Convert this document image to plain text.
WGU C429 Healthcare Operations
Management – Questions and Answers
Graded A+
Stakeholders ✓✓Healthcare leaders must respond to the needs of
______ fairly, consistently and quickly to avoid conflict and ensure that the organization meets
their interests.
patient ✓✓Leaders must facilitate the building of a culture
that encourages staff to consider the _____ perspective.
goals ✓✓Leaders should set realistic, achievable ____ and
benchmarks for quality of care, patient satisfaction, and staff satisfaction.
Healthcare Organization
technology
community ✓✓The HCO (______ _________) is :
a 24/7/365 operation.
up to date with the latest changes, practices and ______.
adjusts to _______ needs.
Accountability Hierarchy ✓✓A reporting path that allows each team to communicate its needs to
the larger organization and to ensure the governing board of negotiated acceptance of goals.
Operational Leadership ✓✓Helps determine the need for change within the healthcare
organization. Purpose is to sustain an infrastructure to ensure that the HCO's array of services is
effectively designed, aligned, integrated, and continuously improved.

==

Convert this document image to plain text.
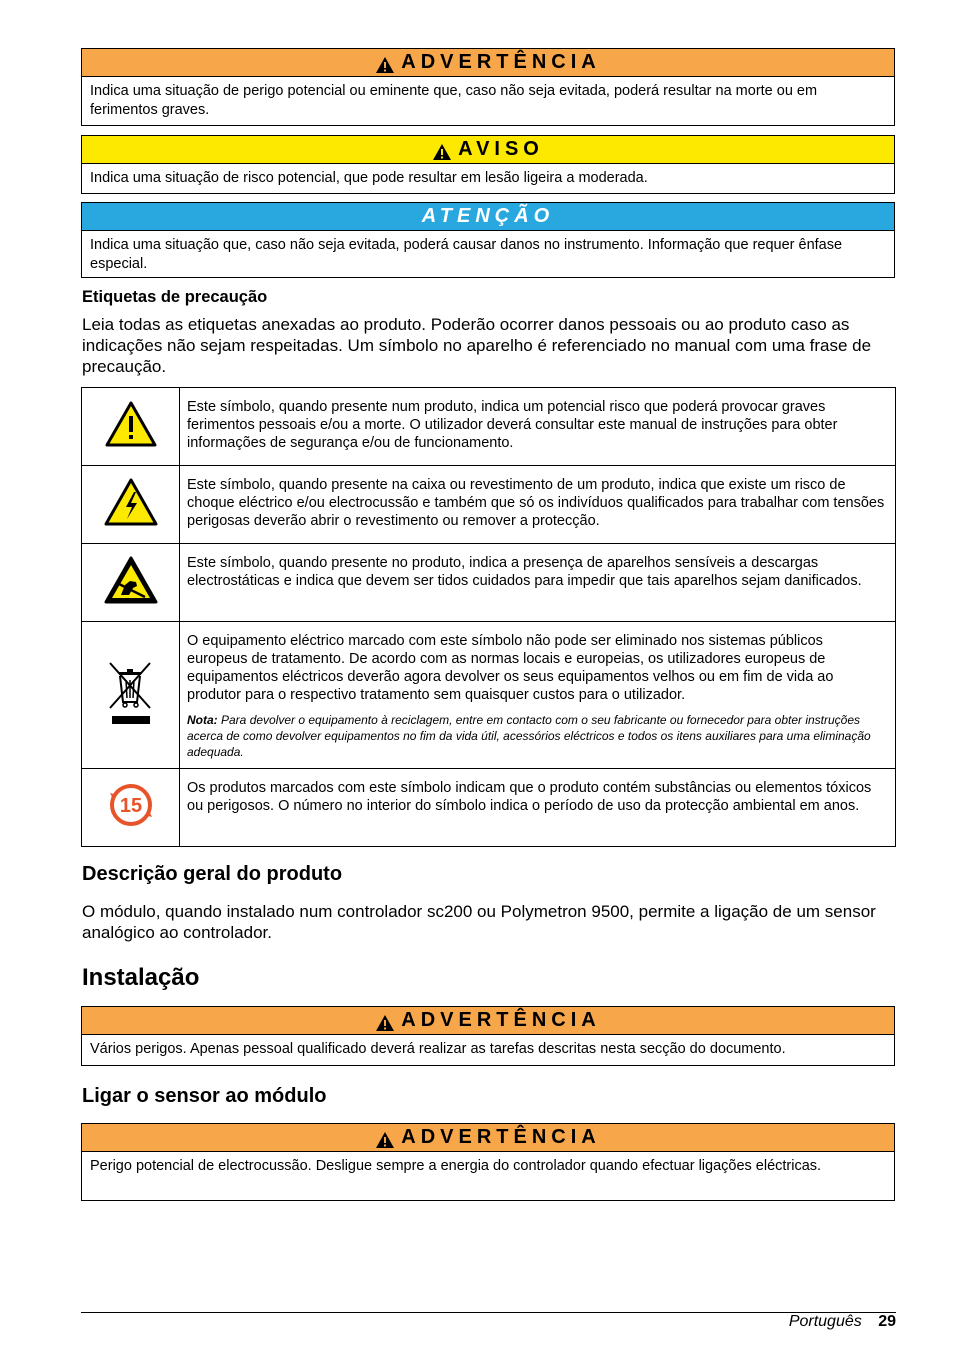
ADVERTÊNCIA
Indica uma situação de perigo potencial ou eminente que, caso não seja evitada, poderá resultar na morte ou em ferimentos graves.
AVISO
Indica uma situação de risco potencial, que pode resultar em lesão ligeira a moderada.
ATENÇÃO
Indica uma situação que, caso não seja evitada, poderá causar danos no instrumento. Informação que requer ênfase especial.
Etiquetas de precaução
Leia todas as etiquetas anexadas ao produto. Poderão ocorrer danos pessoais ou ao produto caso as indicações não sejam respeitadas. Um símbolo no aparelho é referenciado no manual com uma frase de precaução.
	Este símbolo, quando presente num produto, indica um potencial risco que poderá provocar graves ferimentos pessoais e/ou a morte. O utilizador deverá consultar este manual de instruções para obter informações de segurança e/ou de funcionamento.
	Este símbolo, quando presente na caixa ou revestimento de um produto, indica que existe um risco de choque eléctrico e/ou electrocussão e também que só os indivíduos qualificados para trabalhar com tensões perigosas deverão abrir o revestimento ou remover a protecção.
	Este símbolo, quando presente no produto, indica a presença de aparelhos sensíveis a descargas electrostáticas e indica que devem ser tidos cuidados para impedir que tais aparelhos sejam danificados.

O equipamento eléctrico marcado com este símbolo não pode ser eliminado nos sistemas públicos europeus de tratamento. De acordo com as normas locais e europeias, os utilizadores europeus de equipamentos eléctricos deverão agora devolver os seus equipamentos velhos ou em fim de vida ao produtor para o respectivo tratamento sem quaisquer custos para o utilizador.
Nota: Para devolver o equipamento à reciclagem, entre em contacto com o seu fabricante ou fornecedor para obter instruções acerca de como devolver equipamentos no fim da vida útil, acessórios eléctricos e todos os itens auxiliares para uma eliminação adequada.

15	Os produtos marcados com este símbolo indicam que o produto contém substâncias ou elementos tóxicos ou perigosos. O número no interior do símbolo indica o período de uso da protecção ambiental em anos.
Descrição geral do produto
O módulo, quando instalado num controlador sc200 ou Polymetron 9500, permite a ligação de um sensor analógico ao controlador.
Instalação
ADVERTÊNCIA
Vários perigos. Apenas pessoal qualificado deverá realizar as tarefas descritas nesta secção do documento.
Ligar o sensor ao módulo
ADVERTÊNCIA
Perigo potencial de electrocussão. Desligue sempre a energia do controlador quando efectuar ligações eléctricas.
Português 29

▸ **Stated task**
Across the entries, how many lines hold the word "poderá"? Say only the number.

▸ **Task solution**
3